Answer these from the thread on Arabic verb agreement, one line per answer:
(a) In the opening post, where does the subject usually come in a verbal sentence?
(b) What went wrong with the two grammar books the opening post mentions?
(c) According to the reply, when does a non-human masculine subject take a feminine verb?

GIVEN PASSAGE.
════════════════════

# Number/gender agreement in verbal/nominal sentences



## Calvary Scars II/Aux. Out

If someone could please tell me if my understanding of verbal vs nominal sentences and how to mark gender/number in these sentences is correct, I'd appreciate it.

- In a nominal sentence, the nominal subject is the first element of the sentence. The verb that follows it (if there is one) will agree with it in gender and number (if it is human; if non-human, it will be treated as if it were grammatically feminine and singular). For example:

الرجال يسيرون إلى السوق (plural masculine human subject, plural masculine verb)
البنات يسرن إلى السوق (plural feminine human subject, plural feminine verb)
الكلب تسير في الشارع (singular masculine non-human subject, singular feminine verb)
الكلاب تسير في الشارع (plural masculine non-human subject, singular feminine verb)

- In a verbal sentence, the subject is usually the second element of the sentence, following the verb. That verb will *never *be plural, even if the subject is a human. If the subject is non-human, the verb will always be feminine. For example:

يسير الرجال إلى السوق (plural masculine human subject, singular masculine verb)
تسير البنات إلى السوق (plural feminine human subject, singular feminine verb)
تسير الكلب في الشارع (singular masculine non-human subject, singular feminine verb)
تسير الكلاب في الشارع (plural masculine non-human subject, singular feminine verb)

So if I'm understanding things correctly, you can draw a couple of conclusions from this: If a plural form of a verb is going to be used, it is only going to be in a nominal sentence, and even then, only when following human subjects. All verbs used in verbal sentences are singular. If a sentence is nominal, a non-human masculine subject (singular *or* dual *or* plural) will always be treated as if it were grammatically feminine and singular; if a sentence is verbal, a non-human masculine subject's verb will be feminine and singular.

Am I basically understanding this correctly then? I've looked through a couple of grammar books about this and it was a bit of a Goldilocks type situation: the one book went so far in depth that I was lost, and the other didn't go into depth enough for me to be sure if I'm truly grasping the principles.

شكرًا


----------



## Mahaodeh

Calvary Scars II/Aux. Out said:


> الكلب تسيرفي الشارع (singular masculine non-human subject, singular feminine verb)


This happens in the plural not in general. الكلب يسير في الشارع but الكلاب تسير في الشارع. 


Calvary Scars II/Aux. Out said:


> If a plural form of a verb is going to be used, it is only going to be in a nominal sentence,


Don't hurry in drawing conclusions. It can be a verbal sentence with more than one verb! Example: رأيتُ الرجال يفعلون كذا in which the second verb is في محل نصب مفعول به ثان for the first verb.


Calvary Scars II/Aux. Out said:


> and even then, only when following human subjects.

════════════════════

DATA SUPPLIED.
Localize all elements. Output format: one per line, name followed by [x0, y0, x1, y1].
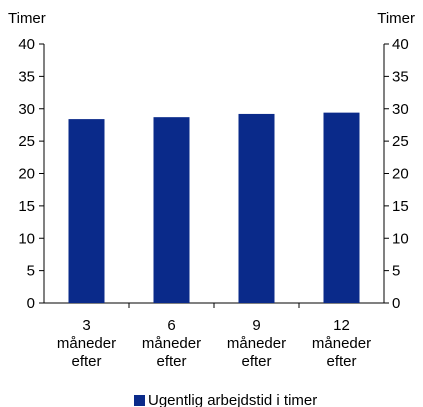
x-category-label-line: efter: [326, 353, 356, 370]
x-category-label-line: 3: [82, 317, 90, 334]
right-y-tick-label: 35: [392, 68, 409, 85]
x-category-label-line: måneder: [142, 335, 201, 352]
x-category-label-line: 6: [167, 317, 175, 334]
x-category-label-line: efter: [241, 353, 271, 370]
right-y-tick-label: 15: [392, 198, 409, 215]
x-axis-category-labels: 3månederefter6månederefter9månederefter1…: [57, 317, 371, 370]
left-axis-unit-label: Timer: [8, 10, 46, 27]
bar: [323, 112, 360, 303]
left-y-tick-label: 35: [18, 68, 35, 85]
bar: [68, 119, 105, 303]
bars-layer: [68, 112, 360, 304]
left-y-axis-ticks: 0 5 10 15 20 25 30 35 40: [18, 36, 44, 312]
left-y-tick-label: 15: [18, 198, 35, 215]
right-y-tick-label: 5: [392, 263, 400, 280]
right-y-tick-label: 25: [392, 133, 409, 150]
right-y-tick-label: 40: [392, 36, 409, 53]
left-y-tick-label: 25: [18, 133, 35, 150]
legend-swatch: [134, 395, 145, 406]
right-y-axis-ticks: 0 5 10 15 20 25 30 35 40: [384, 36, 409, 312]
x-category-label-line: efter: [156, 353, 186, 370]
legend-label: Ugentlig arbejdstid i timer: [148, 392, 317, 407]
bar: [238, 113, 275, 304]
right-y-tick-label: 10: [392, 230, 409, 247]
left-y-tick-label: 30: [18, 101, 35, 118]
x-category-label-line: måneder: [57, 335, 116, 352]
x-category-label-line: efter: [71, 353, 101, 370]
right-y-tick-label: 30: [392, 101, 409, 118]
right-y-tick-label: 0: [392, 295, 400, 312]
left-y-tick-label: 0: [27, 295, 35, 312]
right-axis-unit-label: Timer: [377, 10, 415, 27]
x-category-label-line: måneder: [312, 335, 371, 352]
x-category-label-line: 9: [252, 317, 260, 334]
right-y-tick-label: 20: [392, 166, 409, 183]
x-axis-ticks: [128, 303, 300, 308]
left-y-tick-label: 40: [18, 36, 35, 53]
left-y-tick-label: 20: [18, 166, 35, 183]
x-category-label-line: 12: [333, 317, 350, 334]
left-y-tick-label: 10: [18, 230, 35, 247]
bar: [153, 117, 190, 303]
x-category-label-line: måneder: [227, 335, 286, 352]
left-y-tick-label: 5: [27, 263, 35, 280]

════════════════════

WORKED ANSWER.
(a) It is usually the second element of the sentence, following the verb.
(b) One went so far in depth that the poster was lost, and the other didn't go into enough depth for the poster to be sure of grasping the principles.
(c) In the plural, not in general: الكلب يسير في الشارع but الكلاب تسير في الشارع.